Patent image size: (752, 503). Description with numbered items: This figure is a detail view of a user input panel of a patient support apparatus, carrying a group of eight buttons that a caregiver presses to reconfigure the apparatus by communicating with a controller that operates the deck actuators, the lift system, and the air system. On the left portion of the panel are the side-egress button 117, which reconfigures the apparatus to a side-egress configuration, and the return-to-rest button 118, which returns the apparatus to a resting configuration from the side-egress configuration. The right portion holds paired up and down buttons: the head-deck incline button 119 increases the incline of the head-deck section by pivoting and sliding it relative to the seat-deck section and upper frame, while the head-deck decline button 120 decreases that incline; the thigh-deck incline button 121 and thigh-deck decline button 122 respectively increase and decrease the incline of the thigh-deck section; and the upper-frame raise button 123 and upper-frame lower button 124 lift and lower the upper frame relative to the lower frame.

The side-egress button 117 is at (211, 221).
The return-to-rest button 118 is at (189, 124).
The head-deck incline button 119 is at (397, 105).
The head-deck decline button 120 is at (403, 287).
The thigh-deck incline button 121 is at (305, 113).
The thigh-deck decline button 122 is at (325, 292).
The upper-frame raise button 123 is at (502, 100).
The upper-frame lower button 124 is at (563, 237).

*WHAT THE TASK ASKS*.
Count the lines in the listing above that contain the string "head", and reply with the number alone.

*TASK OUTPUT*.
3